Begin RECORD EXCERPTS
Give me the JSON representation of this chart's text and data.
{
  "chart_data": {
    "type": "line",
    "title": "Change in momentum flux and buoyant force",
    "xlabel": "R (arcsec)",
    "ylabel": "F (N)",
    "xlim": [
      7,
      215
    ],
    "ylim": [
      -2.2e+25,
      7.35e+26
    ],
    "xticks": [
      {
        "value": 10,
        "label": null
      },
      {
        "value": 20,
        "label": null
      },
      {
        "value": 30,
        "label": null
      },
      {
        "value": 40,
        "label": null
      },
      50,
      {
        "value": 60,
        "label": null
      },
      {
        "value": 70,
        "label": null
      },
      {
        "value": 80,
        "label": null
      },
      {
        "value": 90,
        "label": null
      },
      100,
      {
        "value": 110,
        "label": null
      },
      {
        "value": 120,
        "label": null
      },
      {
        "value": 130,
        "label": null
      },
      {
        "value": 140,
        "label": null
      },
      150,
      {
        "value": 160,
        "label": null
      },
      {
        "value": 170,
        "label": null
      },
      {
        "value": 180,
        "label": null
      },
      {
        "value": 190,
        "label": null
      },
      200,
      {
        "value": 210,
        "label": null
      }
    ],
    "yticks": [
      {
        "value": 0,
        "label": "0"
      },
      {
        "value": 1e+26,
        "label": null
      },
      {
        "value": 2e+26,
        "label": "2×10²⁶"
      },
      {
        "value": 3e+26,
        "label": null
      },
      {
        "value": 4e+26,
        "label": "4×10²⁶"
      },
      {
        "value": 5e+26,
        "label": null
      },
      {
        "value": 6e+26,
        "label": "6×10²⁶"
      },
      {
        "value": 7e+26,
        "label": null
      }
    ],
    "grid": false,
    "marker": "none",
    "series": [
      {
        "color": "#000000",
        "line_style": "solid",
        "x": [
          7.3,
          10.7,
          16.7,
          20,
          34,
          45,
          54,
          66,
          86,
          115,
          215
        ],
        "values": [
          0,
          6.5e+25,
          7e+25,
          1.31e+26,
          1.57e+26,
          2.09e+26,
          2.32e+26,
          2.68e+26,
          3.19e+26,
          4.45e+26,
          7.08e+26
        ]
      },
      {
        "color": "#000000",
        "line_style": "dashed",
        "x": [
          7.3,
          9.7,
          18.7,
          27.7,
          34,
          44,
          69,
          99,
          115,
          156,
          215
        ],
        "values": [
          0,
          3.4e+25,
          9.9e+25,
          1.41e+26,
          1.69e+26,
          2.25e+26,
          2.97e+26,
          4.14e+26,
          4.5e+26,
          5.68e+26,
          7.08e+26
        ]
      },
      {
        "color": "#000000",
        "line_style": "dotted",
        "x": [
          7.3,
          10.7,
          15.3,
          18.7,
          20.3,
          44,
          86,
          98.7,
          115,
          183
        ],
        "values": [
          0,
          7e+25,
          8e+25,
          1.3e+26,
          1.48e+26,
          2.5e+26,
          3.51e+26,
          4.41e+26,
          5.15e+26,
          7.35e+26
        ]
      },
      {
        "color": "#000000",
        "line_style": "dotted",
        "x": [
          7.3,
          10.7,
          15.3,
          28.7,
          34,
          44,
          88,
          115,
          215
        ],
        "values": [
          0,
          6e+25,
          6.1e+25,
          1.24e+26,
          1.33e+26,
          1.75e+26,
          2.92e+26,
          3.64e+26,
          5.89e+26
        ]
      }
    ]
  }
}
End RECORD EXCERPTS
(EXERCISE DETAILS)
Copy each entry exactly, with nothing added or dropped.

(COMPLETE ANSWER)
Give me the JSON representation of this chart's text and data.
{
  "chart_data": {
    "type": "line",
    "title": "Change in momentum flux and buoyant force",
    "xlabel": "R (arcsec)",
    "ylabel": "F (N)",
    "xlim": [
      7,
      215
    ],
    "ylim": [
      -2.2e+25,
      7.35e+26
    ],
    "xticks": [
      {
        "value": 10,
        "label": null
      },
      {
        "value": 20,
        "label": null
      },
      {
        "value": 30,
        "label": null
      },
      {
        "value": 40,
        "label": null
      },
      50,
      {
        "value": 60,
        "label": null
      },
      {
        "value": 70,
        "label": null
      },
      {
        "value": 80,
        "label": null
      },
      {
        "value": 90,
        "label": null
      },
      100,
      {
        "value": 110,
        "label": null
      },
      {
        "value": 120,
        "label": null
      },
      {
        "value": 130,
        "label": null
      },
      {
        "value": 140,
        "label": null
      },
      150,
      {
        "value": 160,
        "label": null
      },
      {
        "value": 170,
        "label": null
      },
      {
        "value": 180,
        "label": null
      },
      {
        "value": 190,
        "label": null
      },
      200,
      {
        "value": 210,
        "label": null
      }
    ],
    "yticks": [
      {
        "value": 0,
        "label": "0"
      },
      {
        "value": 1e+26,
        "label": null
      },
      {
        "value": 2e+26,
        "label": "2×10²⁶"
      },
      {
        "value": 3e+26,
        "label": null
      },
      {
        "value": 4e+26,
        "label": "4×10²⁶"
      },
      {
        "value": 5e+26,
        "label": null
      },
      {
        "value": 6e+26,
        "label": "6×10²⁶"
      },
      {
        "value": 7e+26,
        "label": null
      }
    ],
    "grid": false,
    "marker": "none",
    "series": [
      {
        "color": "#000000",
        "line_style": "solid",
        "x": [
          7.3,
          10.7,
          16.7,
          20,
          34,
          45,
          54,
          66,
          86,
          115,
          215
        ],
        "values": [
          0,
          6.5e+25,
          7e+25,
          1.31e+26,
          1.57e+26,
          2.09e+26,
          2.32e+26,
          2.68e+26,
          3.19e+26,
          4.45e+26,
          7.08e+26
        ]
      },
      {
        "color": "#000000",
        "line_style": "dashed",
        "x": [
          7.3,
          9.7,
          18.7,
          27.7,
          34,
          44,
          69,
          99,
          115,
          156,
          215
        ],
        "values": [
          0,
          3.4e+25,
          9.9e+25,
          1.41e+26,
          1.69e+26,
          2.25e+26,
          2.97e+26,
          4.14e+26,
          4.5e+26,
          5.68e+26,
          7.08e+26
        ]
      },
      {
        "color": "#000000",
        "line_style": "dotted",
        "x": [
          7.3,
          10.7,
          15.3,
          18.7,
          20.3,
          44,
          86,
          98.7,
          115,
          183
        ],
        "values": [
          0,
          7e+25,
          8e+25,
          1.3e+26,
          1.48e+26,
          2.5e+26,
          3.51e+26,
          4.41e+26,
          5.15e+26,
          7.35e+26
        ]
      },
      {
        "color": "#000000",
        "line_style": "dotted",
        "x": [
          7.3,
          10.7,
          15.3,
          28.7,
          34,
          44,
          88,
          115,
          215
        ],
        "values": [
          0,
          6e+25,
          6.1e+25,
          1.24e+26,
          1.33e+26,
          1.75e+26,
          2.92e+26,
          3.64e+26,
          5.89e+26
        ]
      }
    ]
  }
}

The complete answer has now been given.